### Instructions to follow
Read the lines that follow and pick out every one containing the word "this".
==== Extracted records ====
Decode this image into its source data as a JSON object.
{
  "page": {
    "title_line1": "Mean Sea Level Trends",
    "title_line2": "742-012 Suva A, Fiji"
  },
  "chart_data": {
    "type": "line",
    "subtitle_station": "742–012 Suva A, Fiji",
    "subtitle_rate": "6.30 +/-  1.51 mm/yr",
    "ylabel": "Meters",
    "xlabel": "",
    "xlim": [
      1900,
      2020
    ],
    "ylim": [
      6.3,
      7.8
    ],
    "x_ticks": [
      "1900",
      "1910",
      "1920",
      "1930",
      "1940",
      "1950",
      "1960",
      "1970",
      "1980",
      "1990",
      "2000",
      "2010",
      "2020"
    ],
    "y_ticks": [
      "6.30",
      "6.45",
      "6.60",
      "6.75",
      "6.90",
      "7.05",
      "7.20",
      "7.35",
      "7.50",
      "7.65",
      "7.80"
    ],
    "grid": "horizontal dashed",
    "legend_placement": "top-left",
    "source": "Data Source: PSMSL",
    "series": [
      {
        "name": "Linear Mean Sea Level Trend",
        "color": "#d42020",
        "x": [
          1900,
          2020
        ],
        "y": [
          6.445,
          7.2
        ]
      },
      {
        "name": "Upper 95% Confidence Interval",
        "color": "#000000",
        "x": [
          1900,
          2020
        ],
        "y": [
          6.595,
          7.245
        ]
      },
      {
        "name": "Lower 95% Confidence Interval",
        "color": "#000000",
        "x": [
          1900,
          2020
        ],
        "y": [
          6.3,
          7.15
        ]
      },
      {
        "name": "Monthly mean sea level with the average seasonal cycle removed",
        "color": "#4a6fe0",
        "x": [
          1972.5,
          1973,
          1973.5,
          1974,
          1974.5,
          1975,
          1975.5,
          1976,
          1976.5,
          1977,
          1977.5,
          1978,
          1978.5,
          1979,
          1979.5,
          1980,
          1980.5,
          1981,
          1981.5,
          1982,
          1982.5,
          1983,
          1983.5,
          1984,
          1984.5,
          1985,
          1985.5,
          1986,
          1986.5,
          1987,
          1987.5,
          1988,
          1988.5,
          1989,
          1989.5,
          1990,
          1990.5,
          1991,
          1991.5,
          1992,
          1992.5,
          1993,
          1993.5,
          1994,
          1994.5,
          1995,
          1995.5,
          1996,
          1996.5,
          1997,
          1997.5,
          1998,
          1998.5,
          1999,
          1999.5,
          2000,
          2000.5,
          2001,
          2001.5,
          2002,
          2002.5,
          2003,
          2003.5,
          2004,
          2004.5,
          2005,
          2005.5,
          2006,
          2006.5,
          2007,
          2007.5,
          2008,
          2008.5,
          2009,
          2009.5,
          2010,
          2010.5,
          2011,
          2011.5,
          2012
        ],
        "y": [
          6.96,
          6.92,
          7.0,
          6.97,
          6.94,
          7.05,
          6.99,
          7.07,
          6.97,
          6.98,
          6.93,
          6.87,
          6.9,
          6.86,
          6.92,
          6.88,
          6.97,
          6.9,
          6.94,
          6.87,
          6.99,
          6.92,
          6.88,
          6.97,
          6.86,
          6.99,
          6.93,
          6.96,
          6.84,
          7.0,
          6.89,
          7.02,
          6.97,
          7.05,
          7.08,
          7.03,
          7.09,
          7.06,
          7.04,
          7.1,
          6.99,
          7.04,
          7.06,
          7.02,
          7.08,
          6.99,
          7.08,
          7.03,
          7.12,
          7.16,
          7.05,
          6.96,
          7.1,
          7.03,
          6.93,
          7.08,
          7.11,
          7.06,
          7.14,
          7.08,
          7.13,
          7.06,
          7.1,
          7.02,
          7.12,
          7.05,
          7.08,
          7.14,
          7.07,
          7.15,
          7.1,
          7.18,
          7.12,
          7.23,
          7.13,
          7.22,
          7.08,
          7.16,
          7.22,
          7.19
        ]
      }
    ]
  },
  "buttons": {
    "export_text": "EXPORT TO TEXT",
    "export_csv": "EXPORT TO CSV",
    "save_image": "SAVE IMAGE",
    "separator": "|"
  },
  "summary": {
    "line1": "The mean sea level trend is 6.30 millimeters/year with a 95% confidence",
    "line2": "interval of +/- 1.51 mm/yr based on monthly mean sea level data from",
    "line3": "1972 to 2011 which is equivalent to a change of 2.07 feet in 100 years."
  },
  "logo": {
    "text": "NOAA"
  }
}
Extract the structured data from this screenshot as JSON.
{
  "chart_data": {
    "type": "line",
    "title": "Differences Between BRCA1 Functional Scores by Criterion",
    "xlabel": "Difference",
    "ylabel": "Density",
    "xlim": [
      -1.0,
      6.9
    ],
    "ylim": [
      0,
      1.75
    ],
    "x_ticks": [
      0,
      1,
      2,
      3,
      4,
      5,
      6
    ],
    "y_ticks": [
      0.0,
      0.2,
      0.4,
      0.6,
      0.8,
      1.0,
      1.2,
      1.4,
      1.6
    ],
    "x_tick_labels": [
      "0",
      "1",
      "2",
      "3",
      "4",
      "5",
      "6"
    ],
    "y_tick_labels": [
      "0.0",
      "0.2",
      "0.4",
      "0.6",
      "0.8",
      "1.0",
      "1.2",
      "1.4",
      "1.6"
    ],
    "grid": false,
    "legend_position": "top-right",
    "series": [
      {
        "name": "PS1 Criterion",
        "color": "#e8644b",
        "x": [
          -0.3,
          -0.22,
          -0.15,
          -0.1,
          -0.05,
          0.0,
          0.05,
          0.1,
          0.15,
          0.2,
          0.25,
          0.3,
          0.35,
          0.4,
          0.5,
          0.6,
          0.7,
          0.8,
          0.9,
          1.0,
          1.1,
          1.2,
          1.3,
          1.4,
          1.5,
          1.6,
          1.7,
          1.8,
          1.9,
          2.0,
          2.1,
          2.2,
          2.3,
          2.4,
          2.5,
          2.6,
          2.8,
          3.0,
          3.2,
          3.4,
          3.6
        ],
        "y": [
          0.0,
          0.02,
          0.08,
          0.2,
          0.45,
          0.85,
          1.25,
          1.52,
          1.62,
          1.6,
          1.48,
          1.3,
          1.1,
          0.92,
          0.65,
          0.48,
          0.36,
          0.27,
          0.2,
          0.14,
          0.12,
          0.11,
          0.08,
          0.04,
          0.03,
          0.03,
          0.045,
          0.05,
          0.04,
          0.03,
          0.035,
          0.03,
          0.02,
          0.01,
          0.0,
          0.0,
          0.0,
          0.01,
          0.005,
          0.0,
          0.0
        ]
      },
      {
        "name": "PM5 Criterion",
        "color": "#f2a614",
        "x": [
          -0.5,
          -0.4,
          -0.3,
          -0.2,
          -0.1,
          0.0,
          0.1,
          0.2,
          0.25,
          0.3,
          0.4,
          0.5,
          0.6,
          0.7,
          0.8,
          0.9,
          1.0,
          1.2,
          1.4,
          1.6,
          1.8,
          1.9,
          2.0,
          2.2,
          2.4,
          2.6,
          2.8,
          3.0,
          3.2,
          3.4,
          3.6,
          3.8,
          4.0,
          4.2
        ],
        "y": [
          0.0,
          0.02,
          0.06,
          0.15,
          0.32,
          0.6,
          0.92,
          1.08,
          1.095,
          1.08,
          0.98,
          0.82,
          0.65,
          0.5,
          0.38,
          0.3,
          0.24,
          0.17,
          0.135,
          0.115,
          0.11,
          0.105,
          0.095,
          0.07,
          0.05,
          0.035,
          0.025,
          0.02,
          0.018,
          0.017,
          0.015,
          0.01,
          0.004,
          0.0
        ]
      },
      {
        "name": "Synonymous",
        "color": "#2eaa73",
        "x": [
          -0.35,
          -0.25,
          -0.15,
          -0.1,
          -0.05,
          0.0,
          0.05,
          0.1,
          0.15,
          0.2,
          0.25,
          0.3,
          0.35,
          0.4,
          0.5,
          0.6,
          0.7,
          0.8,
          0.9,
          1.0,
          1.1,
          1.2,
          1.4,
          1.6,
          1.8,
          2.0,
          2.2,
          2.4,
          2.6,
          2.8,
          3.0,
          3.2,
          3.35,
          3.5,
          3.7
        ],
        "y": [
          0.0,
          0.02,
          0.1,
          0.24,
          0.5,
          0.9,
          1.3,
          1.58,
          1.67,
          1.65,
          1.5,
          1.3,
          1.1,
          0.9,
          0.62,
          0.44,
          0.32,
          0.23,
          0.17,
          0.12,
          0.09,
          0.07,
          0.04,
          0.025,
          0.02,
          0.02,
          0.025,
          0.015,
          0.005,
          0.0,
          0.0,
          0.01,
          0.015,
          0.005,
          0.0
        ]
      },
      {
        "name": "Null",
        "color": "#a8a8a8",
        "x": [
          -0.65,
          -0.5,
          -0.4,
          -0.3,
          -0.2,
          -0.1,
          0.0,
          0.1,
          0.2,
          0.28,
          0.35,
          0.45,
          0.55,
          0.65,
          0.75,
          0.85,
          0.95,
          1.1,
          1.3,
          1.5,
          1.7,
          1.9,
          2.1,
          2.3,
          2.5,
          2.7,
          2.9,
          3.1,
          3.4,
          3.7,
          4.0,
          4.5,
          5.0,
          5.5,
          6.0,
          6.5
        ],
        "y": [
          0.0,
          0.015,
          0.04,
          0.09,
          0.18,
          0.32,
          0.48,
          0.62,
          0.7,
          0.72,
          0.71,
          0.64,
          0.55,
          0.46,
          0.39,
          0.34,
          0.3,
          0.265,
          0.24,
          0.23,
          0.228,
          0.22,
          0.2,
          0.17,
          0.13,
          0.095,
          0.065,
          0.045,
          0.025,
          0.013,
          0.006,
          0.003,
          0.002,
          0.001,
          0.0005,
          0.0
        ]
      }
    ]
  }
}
====
### Completed exercise
Decode this image into its source data as a JSON object.
Extract the structured data from this screenshot as JSON.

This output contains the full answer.